◆ **PROBLEM TO SOLVE**:
Copy the data from its first line through the line containing "- week2-heading-block: [82, 740, 722, 776]", changing "item-number" to "list-number" each time it appears and keeping everything else the same.

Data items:
>>

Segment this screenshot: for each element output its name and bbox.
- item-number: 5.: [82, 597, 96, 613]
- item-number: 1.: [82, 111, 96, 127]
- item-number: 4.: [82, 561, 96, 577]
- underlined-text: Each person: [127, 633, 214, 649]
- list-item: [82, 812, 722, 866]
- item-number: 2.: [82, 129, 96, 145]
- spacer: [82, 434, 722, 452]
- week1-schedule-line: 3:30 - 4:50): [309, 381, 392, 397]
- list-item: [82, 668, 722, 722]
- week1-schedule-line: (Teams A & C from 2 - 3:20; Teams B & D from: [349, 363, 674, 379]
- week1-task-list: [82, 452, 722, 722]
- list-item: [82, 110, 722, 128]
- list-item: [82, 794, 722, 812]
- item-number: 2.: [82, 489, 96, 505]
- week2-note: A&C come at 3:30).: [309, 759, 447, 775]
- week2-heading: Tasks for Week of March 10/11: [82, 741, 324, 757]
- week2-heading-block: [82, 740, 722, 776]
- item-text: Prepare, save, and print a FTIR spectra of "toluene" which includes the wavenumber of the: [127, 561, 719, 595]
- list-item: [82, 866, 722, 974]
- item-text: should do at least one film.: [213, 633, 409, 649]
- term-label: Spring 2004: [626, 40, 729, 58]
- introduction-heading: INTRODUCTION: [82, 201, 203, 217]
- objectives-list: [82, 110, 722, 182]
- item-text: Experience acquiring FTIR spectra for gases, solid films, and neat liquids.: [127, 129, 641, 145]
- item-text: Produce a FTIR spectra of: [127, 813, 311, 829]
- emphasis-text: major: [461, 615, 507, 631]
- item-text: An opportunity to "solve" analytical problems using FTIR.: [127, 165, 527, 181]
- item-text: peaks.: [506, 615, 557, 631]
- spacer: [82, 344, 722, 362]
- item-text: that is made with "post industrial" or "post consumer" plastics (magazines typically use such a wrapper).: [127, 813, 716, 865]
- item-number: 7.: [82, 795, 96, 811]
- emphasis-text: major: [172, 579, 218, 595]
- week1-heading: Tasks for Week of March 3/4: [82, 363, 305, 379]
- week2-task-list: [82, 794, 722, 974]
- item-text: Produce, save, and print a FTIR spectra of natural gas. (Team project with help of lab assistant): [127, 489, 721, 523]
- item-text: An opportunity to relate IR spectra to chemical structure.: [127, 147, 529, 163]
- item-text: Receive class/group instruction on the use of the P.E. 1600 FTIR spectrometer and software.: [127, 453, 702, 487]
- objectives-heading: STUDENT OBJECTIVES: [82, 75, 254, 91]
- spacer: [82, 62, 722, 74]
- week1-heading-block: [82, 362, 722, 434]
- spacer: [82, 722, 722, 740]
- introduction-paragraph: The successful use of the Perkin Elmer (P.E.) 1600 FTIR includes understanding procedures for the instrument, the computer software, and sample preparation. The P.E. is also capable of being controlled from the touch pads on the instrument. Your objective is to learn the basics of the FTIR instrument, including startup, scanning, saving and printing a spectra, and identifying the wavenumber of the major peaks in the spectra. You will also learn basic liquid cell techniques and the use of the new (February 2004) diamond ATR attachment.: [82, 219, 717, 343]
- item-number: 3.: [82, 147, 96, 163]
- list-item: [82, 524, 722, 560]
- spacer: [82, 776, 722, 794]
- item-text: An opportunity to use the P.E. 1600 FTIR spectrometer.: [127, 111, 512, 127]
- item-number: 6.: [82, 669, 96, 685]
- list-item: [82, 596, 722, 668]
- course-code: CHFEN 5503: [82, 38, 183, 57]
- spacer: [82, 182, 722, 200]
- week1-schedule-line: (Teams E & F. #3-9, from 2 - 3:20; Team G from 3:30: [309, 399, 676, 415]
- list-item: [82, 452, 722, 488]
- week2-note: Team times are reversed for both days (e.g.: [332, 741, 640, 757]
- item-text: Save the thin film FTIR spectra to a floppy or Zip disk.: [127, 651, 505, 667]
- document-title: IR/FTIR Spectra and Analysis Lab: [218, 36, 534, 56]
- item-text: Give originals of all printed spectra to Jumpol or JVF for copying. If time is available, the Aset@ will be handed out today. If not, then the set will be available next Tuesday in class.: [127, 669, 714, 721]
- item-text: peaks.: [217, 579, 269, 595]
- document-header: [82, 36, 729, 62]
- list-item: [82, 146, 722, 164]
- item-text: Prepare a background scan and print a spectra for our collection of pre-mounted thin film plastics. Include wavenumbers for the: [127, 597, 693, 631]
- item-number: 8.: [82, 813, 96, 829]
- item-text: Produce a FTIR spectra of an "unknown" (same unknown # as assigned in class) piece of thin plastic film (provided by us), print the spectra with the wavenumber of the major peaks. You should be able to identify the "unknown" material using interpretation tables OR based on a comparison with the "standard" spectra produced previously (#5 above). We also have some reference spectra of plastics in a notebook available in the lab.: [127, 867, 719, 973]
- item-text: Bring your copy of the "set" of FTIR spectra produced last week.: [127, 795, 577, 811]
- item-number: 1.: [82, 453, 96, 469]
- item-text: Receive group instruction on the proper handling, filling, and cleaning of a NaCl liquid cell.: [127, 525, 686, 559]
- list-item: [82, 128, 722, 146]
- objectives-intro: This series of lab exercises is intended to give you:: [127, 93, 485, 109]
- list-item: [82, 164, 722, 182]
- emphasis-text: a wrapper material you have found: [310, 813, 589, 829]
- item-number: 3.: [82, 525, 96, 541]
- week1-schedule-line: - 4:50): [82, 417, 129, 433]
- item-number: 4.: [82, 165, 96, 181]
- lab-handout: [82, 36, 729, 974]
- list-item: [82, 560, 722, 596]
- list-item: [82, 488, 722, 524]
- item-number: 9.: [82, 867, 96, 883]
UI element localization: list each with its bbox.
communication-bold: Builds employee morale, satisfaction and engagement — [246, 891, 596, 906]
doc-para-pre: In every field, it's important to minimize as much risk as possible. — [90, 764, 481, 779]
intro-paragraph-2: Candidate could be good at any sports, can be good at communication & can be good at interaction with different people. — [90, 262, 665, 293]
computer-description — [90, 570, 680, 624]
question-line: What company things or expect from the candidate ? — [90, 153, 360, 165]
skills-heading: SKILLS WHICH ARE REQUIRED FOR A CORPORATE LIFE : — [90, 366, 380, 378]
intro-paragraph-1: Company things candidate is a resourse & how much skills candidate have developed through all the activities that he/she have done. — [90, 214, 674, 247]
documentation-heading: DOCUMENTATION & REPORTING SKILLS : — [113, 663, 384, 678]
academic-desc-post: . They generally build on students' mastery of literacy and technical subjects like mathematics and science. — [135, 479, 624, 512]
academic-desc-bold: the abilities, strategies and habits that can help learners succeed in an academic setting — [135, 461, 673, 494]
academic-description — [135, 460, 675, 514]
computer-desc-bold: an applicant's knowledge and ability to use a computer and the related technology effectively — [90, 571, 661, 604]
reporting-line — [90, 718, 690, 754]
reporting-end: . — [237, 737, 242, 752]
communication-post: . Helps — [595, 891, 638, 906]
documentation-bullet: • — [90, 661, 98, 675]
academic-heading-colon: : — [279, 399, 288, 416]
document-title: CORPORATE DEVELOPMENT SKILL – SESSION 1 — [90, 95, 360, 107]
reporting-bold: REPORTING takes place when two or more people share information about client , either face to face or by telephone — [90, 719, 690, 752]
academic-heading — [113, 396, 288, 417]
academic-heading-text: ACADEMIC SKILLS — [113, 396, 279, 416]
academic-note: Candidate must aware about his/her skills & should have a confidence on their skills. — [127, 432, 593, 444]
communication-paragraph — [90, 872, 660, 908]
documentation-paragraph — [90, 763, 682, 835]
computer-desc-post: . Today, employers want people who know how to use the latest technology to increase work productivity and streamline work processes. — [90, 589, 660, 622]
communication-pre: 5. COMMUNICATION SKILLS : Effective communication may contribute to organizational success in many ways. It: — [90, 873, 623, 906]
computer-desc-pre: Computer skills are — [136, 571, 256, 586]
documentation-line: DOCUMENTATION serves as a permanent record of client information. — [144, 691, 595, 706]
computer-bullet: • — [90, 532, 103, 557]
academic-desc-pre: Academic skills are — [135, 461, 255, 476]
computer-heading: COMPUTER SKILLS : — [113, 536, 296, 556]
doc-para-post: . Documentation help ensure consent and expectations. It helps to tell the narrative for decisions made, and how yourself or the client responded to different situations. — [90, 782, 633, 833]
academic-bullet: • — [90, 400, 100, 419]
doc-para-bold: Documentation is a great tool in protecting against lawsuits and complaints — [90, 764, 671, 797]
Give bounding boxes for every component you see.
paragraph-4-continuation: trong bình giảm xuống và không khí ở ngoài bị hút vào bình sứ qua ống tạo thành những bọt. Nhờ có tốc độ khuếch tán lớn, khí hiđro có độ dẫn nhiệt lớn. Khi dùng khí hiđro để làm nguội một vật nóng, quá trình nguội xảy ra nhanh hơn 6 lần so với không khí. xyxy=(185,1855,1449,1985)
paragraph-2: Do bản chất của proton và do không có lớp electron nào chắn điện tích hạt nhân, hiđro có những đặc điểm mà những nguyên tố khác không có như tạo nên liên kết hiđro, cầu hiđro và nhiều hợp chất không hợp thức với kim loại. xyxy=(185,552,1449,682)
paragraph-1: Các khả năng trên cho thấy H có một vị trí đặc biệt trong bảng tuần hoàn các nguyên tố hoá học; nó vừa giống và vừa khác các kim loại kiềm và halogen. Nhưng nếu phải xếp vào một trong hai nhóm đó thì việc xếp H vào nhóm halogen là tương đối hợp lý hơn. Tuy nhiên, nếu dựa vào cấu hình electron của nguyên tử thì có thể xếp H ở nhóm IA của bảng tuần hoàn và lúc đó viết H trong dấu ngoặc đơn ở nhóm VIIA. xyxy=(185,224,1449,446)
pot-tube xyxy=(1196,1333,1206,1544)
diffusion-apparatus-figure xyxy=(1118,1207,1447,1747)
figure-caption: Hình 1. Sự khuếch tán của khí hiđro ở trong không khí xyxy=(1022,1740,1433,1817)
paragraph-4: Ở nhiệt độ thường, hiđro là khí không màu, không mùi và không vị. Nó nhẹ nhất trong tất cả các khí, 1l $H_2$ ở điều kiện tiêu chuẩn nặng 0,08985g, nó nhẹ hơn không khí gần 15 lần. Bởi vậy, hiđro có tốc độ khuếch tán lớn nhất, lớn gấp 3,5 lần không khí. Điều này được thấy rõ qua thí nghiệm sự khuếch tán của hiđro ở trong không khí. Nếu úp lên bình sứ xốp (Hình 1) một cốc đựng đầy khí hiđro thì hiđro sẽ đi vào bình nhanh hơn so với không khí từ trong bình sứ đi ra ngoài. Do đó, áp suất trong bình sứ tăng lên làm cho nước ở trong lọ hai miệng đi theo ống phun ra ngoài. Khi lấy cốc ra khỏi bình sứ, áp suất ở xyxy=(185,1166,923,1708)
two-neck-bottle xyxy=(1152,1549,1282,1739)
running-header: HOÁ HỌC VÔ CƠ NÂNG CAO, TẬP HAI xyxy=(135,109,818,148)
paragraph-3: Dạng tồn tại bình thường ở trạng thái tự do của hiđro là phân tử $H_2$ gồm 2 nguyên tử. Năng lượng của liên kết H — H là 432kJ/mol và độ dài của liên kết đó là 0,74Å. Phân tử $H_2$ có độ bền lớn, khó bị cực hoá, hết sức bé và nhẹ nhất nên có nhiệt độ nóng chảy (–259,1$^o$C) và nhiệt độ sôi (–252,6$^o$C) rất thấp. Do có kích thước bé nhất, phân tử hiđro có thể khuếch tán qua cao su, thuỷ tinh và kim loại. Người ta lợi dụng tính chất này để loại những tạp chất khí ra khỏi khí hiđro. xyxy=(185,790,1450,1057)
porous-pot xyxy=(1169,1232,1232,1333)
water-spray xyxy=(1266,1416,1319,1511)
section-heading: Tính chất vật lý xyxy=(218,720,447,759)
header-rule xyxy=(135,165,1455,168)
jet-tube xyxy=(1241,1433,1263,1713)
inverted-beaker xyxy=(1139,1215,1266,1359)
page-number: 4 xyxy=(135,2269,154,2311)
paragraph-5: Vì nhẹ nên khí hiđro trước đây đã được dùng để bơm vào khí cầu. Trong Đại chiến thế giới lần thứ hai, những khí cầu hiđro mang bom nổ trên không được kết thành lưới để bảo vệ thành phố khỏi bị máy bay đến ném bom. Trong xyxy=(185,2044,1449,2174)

<<

◆ **SOLUTION**:
Segment this screenshot: for each element output its name and bbox.
- list-number: 5.: [82, 597, 96, 613]
- list-number: 1.: [82, 111, 96, 127]
- list-number: 4.: [82, 561, 96, 577]
- underlined-text: Each person: [127, 633, 214, 649]
- list-item: [82, 812, 722, 866]
- list-number: 2.: [82, 129, 96, 145]
- spacer: [82, 434, 722, 452]
- week1-schedule-line: 3:30 - 4:50): [309, 381, 392, 397]
- list-item: [82, 668, 722, 722]
- week1-schedule-line: (Teams A & C from 2 - 3:20; Teams B & D from: [349, 363, 674, 379]
- week1-task-list: [82, 452, 722, 722]
- list-item: [82, 110, 722, 128]
- list-item: [82, 794, 722, 812]
- list-number: 2.: [82, 489, 96, 505]
- week2-note: A&C come at 3:30).: [309, 759, 447, 775]
- week2-heading: Tasks for Week of March 10/11: [82, 741, 324, 757]
- week2-heading-block: [82, 740, 722, 776]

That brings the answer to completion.